───── Data shown ─────

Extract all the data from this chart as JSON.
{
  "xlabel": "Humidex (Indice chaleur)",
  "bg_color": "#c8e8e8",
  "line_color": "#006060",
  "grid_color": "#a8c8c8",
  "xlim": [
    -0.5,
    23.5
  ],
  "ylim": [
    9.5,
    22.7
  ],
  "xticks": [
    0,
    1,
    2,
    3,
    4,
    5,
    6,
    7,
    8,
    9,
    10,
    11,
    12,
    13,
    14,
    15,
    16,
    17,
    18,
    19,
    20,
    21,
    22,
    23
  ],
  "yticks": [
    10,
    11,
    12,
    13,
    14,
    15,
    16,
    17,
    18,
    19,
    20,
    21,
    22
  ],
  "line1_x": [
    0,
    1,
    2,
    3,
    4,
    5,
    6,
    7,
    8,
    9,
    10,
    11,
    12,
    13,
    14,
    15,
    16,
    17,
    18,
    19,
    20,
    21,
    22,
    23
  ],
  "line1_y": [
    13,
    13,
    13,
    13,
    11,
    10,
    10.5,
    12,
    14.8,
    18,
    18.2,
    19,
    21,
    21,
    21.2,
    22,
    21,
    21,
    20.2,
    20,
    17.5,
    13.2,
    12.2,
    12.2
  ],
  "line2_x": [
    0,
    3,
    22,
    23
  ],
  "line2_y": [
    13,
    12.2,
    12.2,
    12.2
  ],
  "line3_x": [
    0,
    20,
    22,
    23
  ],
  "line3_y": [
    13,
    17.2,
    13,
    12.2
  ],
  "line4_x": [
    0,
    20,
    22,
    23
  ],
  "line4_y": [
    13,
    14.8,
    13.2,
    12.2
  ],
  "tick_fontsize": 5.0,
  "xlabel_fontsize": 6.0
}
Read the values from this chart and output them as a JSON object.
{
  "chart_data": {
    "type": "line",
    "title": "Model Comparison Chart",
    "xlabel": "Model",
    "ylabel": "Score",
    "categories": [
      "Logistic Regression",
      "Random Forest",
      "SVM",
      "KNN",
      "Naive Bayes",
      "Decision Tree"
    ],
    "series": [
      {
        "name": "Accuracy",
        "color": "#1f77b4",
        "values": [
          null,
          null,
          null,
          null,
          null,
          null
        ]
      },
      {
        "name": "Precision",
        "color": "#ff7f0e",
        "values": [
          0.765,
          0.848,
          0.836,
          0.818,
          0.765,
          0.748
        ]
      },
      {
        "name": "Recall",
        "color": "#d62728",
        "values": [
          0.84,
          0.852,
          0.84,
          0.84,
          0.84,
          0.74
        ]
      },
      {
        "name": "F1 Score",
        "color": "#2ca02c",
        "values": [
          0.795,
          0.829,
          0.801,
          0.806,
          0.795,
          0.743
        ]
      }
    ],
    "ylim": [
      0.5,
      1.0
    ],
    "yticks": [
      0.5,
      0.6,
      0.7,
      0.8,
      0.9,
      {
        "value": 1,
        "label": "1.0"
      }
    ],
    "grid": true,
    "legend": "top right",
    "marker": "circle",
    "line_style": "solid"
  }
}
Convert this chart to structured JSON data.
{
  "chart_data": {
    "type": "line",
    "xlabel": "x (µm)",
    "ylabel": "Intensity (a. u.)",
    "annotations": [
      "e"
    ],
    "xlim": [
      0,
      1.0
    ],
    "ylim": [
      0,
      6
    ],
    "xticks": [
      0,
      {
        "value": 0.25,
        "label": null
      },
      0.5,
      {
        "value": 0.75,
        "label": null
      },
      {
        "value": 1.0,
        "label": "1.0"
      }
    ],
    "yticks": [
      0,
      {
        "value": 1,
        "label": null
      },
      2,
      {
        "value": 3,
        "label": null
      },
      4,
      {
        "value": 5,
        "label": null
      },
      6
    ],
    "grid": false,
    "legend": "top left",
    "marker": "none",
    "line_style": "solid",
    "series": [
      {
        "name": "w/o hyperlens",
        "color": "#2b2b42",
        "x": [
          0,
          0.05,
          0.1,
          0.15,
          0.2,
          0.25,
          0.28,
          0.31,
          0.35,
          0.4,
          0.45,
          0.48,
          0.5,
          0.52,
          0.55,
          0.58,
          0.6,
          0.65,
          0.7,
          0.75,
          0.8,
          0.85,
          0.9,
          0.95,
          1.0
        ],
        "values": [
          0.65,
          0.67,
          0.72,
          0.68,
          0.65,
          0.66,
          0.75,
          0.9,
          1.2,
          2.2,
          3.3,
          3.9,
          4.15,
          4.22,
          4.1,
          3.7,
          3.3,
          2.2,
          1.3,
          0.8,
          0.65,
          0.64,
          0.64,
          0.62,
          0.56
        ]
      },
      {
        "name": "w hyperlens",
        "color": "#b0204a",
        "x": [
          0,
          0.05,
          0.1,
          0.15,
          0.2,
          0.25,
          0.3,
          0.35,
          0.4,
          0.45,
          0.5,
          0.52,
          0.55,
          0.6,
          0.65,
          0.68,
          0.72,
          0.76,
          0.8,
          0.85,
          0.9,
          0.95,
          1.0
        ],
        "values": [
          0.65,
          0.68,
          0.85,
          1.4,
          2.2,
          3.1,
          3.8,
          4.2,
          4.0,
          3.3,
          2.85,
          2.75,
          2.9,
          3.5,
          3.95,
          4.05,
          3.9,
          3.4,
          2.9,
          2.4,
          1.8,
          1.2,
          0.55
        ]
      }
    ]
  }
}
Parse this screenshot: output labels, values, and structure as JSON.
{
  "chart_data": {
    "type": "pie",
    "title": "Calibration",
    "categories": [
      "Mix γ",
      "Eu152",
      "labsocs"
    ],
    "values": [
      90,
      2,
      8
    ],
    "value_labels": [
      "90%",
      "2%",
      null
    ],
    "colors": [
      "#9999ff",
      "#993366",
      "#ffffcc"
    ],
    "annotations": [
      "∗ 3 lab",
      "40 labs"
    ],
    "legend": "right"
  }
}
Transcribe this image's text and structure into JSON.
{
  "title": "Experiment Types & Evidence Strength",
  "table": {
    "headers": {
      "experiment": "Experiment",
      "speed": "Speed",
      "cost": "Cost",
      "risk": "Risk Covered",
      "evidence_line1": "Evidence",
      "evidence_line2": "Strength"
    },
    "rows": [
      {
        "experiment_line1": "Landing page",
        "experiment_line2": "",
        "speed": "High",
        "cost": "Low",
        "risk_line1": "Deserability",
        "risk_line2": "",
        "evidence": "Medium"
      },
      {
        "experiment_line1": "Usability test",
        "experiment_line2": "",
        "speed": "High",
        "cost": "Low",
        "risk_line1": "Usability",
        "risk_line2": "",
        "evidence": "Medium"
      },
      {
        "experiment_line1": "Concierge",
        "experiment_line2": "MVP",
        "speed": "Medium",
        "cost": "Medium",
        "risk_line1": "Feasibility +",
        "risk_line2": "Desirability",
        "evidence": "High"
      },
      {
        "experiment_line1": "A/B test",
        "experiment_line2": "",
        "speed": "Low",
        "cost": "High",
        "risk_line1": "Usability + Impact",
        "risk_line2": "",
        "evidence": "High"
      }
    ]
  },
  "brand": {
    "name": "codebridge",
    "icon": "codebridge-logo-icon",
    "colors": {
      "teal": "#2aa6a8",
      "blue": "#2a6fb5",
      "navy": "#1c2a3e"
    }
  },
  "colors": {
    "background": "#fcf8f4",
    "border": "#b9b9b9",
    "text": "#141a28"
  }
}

─────

> _Written request_
Write the material out exactly, with nothing left out.

> _Solved problem_
Extract all the data from this chart as JSON.
{
  "xlabel": "Humidex (Indice chaleur)",
  "bg_color": "#c8e8e8",
  "line_color": "#006060",
  "grid_color": "#a8c8c8",
  "xlim": [
    -0.5,
    23.5
  ],
  "ylim": [
    9.5,
    22.7
  ],
  "xticks": [
    0,
    1,
    2,
    3,
    4,
    5,
    6,
    7,
    8,
    9,
    10,
    11,
    12,
    13,
    14,
    15,
    16,
    17,
    18,
    19,
    20,
    21,
    22,
    23
  ],
  "yticks": [
    10,
    11,
    12,
    13,
    14,
    15,
    16,
    17,
    18,
    19,
    20,
    21,
    22
  ],
  "line1_x": [
    0,
    1,
    2,
    3,
    4,
    5,
    6,
    7,
    8,
    9,
    10,
    11,
    12,
    13,
    14,
    15,
    16,
    17,
    18,
    19,
    20,
    21,
    22,
    23
  ],
  "line1_y": [
    13,
    13,
    13,
    13,
    11,
    10,
    10.5,
    12,
    14.8,
    18,
    18.2,
    19,
    21,
    21,
    21.2,
    22,
    21,
    21,
    20.2,
    20,
    17.5,
    13.2,
    12.2,
    12.2
  ],
  "line2_x": [
    0,
    3,
    22,
    23
  ],
  "line2_y": [
    13,
    12.2,
    12.2,
    12.2
  ],
  "line3_x": [
    0,
    20,
    22,
    23
  ],
  "line3_y": [
    13,
    17.2,
    13,
    12.2
  ],
  "line4_x": [
    0,
    20,
    22,
    23
  ],
  "line4_y": [
    13,
    14.8,
    13.2,
    12.2
  ],
  "tick_fontsize": 5.0,
  "xlabel_fontsize": 6.0
}
Read the values from this chart and output them as a JSON object.
{
  "chart_data": {
    "type": "line",
    "title": "Model Comparison Chart",
    "xlabel": "Model",
    "ylabel": "Score",
    "categories": [
      "Logistic Regression",
      "Random Forest",
      "SVM",
      "KNN",
      "Naive Bayes",
      "Decision Tree"
    ],
    "series": [
      {
        "name": "Accuracy",
        "color": "#1f77b4",
        "values": [
          null,
          null,
          null,
          null,
          null,
          null
        ]
      },
      {
        "name": "Precision",
        "color": "#ff7f0e",
        "values": [
          0.765,
          0.848,
          0.836,
          0.818,
          0.765,
          0.748
        ]
      },
      {
        "name": "Recall",
        "color": "#d62728",
        "values": [
          0.84,
          0.852,
          0.84,
          0.84,
          0.84,
          0.74
        ]
      },
      {
        "name": "F1 Score",
        "color": "#2ca02c",
        "values": [
          0.795,
          0.829,
          0.801,
          0.806,
          0.795,
          0.743
        ]
      }
    ],
    "ylim": [
      0.5,
      1.0
    ],
    "yticks": [
      0.5,
      0.6,
      0.7,
      0.8,
      0.9,
      {
        "value": 1,
        "label": "1.0"
      }
    ],
    "grid": true,
    "legend": "top right",
    "marker": "circle",
    "line_style": "solid"
  }
}
Convert this chart to structured JSON data.
{
  "chart_data": {
    "type": "line",
    "xlabel": "x (µm)",
    "ylabel": "Intensity (a. u.)",
    "annotations": [
      "e"
    ],
    "xlim": [
      0,
      1.0
    ],
    "ylim": [
      0,
      6
    ],
    "xticks": [
      0,
      {
        "value": 0.25,
        "label": null
      },
      0.5,
      {
        "value": 0.75,
        "label": null
      },
      {
        "value": 1.0,
        "label": "1.0"
      }
    ],
    "yticks": [
      0,
      {
        "value": 1,
        "label": null
      },
      2,
      {
        "value": 3,
        "label": null
      },
      4,
      {
        "value": 5,
        "label": null
      },
      6
    ],
    "grid": false,
    "legend": "top left",
    "marker": "none",
    "line_style": "solid",
    "series": [
      {
        "name": "w/o hyperlens",
        "color": "#2b2b42",
        "x": [
          0,
          0.05,
          0.1,
          0.15,
          0.2,
          0.25,
          0.28,
          0.31,
          0.35,
          0.4,
          0.45,
          0.48,
          0.5,
          0.52,
          0.55,
          0.58,
          0.6,
          0.65,
          0.7,
          0.75,
          0.8,
          0.85,
          0.9,
          0.95,
          1.0
        ],
        "values": [
          0.65,
          0.67,
          0.72,
          0.68,
          0.65,
          0.66,
          0.75,
          0.9,
          1.2,
          2.2,
          3.3,
          3.9,
          4.15,
          4.22,
          4.1,
          3.7,
          3.3,
          2.2,
          1.3,
          0.8,
          0.65,
          0.64,
          0.64,
          0.62,
          0.56
        ]
      },
      {
        "name": "w hyperlens",
        "color": "#b0204a",
        "x": [
          0,
          0.05,
          0.1,
          0.15,
          0.2,
          0.25,
          0.3,
          0.35,
          0.4,
          0.45,
          0.5,
          0.52,
          0.55,
          0.6,
          0.65,
          0.68,
          0.72,
          0.76,
          0.8,
          0.85,
          0.9,
          0.95,
          1.0
        ],
        "values": [
          0.65,
          0.68,
          0.85,
          1.4,
          2.2,
          3.1,
          3.8,
          4.2,
          4.0,
          3.3,
          2.85,
          2.75,
          2.9,
          3.5,
          3.95,
          4.05,
          3.9,
          3.4,
          2.9,
          2.4,
          1.8,
          1.2,
          0.55
        ]
      }
    ]
  }
}
Parse this screenshot: output labels, values, and structure as JSON.
{
  "chart_data": {
    "type": "pie",
    "title": "Calibration",
    "categories": [
      "Mix γ",
      "Eu152",
      "labsocs"
    ],
    "values": [
      90,
      2,
      8
    ],
    "value_labels": [
      "90%",
      "2%",
      null
    ],
    "colors": [
      "#9999ff",
      "#993366",
      "#ffffcc"
    ],
    "annotations": [
      "∗ 3 lab",
      "40 labs"
    ],
    "legend": "right"
  }
}
Transcribe this image's text and structure into JSON.
{
  "title": "Experiment Types & Evidence Strength",
  "table": {
    "headers": {
      "experiment": "Experiment",
      "speed": "Speed",
      "cost": "Cost",
      "risk": "Risk Covered",
      "evidence_line1": "Evidence",
      "evidence_line2": "Strength"
    },
    "rows": [
      {
        "experiment_line1": "Landing page",
        "experiment_line2": "",
        "speed": "High",
        "cost": "Low",
        "risk_line1": "Deserability",
        "risk_line2": "",
        "evidence": "Medium"
      },
      {
        "experiment_line1": "Usability test",
        "experiment_line2": "",
        "speed": "High",
        "cost": "Low",
        "risk_line1": "Usability",
        "risk_line2": "",
        "evidence": "Medium"
      },
      {
        "experiment_line1": "Concierge",
        "experiment_line2": "MVP",
        "speed": "Medium",
        "cost": "Medium",
        "risk_line1": "Feasibility +",
        "risk_line2": "Desirability",
        "evidence": "High"
      },
      {
        "experiment_line1": "A/B test",
        "experiment_line2": "",
        "speed": "Low",
        "cost": "High",
        "risk_line1": "Usability + Impact",
        "risk_line2": "",
        "evidence": "High"
      }
    ]
  },
  "brand": {
    "name": "codebridge",
    "icon": "codebridge-logo-icon",
    "colors": {
      "teal": "#2aa6a8",
      "blue": "#2a6fb5",
      "navy": "#1c2a3e"
    }
  },
  "colors": {
    "background": "#fcf8f4",
    "border": "#b9b9b9",
    "text": "#141a28"
  }
}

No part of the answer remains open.